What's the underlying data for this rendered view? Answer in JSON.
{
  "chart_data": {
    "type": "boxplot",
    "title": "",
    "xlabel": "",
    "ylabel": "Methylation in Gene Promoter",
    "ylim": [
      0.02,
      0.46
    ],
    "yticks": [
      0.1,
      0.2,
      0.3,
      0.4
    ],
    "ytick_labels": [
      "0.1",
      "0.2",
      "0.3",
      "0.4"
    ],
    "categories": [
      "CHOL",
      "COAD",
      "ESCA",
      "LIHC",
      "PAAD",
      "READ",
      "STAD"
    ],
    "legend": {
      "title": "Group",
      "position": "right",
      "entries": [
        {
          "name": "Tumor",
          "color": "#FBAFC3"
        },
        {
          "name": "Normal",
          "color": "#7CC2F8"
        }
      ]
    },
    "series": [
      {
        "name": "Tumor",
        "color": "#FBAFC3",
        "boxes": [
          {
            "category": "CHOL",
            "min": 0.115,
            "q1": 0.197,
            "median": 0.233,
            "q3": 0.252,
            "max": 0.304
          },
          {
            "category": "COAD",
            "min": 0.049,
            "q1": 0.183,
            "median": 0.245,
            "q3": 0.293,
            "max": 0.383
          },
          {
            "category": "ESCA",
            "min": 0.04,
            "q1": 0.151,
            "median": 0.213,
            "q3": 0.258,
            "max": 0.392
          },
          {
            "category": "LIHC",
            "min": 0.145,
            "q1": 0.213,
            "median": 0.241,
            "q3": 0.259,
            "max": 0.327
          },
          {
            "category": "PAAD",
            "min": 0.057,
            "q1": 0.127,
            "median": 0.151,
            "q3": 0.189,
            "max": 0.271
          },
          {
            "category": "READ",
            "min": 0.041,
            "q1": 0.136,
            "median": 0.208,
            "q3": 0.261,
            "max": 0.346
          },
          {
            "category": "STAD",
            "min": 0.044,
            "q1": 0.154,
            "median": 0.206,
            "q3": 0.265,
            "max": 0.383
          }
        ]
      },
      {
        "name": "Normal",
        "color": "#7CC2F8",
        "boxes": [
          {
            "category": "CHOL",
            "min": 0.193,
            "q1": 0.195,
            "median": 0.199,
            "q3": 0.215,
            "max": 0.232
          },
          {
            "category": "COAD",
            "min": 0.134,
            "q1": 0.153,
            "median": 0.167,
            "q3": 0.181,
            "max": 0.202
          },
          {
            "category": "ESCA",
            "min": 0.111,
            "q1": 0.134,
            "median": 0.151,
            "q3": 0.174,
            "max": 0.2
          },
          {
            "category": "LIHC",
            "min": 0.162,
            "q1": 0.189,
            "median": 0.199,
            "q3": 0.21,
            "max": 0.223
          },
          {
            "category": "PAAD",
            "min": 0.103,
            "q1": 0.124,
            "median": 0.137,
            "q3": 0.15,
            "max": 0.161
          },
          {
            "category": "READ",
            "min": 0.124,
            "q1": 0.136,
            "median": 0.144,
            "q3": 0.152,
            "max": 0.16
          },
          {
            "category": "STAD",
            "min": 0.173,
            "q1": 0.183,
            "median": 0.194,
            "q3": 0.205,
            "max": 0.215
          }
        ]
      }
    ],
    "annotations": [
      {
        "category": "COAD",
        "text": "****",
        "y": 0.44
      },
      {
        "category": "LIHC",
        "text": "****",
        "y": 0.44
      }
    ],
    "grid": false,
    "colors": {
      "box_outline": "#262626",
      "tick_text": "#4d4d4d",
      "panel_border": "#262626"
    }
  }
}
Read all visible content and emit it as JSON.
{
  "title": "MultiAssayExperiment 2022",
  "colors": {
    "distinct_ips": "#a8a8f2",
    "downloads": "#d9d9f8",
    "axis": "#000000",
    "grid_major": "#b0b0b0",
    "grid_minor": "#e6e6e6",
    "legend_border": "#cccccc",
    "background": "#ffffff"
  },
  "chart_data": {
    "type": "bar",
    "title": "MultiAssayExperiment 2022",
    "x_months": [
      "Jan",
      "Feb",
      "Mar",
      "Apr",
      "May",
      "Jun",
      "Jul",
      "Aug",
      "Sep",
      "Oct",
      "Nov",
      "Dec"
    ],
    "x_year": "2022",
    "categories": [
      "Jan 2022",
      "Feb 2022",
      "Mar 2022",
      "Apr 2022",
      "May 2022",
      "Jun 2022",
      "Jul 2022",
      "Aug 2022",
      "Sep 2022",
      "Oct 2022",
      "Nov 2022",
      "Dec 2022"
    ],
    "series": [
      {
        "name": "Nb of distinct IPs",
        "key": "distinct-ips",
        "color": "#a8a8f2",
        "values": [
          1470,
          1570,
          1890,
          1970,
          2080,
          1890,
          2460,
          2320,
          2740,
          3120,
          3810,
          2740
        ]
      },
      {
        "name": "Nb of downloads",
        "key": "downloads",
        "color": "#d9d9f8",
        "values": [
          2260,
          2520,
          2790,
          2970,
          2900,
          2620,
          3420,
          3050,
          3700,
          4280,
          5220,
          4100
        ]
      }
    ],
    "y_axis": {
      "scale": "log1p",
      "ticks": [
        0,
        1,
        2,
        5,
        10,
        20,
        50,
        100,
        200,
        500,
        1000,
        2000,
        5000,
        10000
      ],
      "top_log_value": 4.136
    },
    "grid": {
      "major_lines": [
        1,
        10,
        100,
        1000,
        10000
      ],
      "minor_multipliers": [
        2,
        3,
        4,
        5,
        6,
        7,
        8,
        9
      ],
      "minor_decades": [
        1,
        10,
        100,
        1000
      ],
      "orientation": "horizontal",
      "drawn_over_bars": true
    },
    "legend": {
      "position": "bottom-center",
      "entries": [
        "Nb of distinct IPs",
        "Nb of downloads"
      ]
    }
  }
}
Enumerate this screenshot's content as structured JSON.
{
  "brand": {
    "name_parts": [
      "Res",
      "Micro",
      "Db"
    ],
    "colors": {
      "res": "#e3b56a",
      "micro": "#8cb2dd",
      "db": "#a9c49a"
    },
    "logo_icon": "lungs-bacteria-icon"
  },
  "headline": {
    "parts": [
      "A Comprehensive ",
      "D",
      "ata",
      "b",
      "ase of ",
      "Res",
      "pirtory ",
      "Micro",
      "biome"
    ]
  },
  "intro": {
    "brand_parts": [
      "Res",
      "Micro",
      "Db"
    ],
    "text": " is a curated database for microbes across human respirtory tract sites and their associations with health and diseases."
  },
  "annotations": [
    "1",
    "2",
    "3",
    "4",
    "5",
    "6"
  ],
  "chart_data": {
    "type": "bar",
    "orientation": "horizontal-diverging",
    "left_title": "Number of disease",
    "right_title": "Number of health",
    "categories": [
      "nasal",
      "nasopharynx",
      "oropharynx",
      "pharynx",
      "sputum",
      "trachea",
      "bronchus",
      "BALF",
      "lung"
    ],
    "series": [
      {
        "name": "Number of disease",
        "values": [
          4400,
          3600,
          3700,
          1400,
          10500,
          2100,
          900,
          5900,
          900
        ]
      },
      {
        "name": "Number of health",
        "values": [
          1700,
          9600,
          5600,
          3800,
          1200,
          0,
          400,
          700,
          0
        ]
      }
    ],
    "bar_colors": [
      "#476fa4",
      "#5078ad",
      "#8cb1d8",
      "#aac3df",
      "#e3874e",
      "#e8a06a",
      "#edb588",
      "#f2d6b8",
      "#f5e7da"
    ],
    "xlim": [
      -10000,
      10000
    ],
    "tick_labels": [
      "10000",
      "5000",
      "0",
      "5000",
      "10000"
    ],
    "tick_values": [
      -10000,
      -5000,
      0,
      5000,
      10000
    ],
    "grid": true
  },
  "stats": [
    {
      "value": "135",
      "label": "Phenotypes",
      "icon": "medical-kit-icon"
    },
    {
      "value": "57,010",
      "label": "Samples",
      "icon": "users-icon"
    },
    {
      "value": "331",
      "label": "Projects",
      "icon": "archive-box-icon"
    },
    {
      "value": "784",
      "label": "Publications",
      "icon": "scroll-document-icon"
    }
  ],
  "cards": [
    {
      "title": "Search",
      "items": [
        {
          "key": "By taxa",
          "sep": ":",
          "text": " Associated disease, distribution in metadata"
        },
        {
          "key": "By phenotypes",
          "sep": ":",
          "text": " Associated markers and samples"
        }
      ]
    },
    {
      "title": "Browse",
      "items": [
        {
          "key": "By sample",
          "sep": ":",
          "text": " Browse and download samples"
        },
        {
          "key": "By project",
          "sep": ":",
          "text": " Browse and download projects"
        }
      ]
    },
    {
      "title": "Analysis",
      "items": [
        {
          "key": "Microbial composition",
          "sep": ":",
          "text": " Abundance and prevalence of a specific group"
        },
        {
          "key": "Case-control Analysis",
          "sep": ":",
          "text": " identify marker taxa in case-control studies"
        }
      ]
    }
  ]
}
-------
Lines in the material above that include the string "this" should be listed.

What's the underlying data for this rendered view? Answer in JSON.
Enumerate this screenshot's content as structured JSON.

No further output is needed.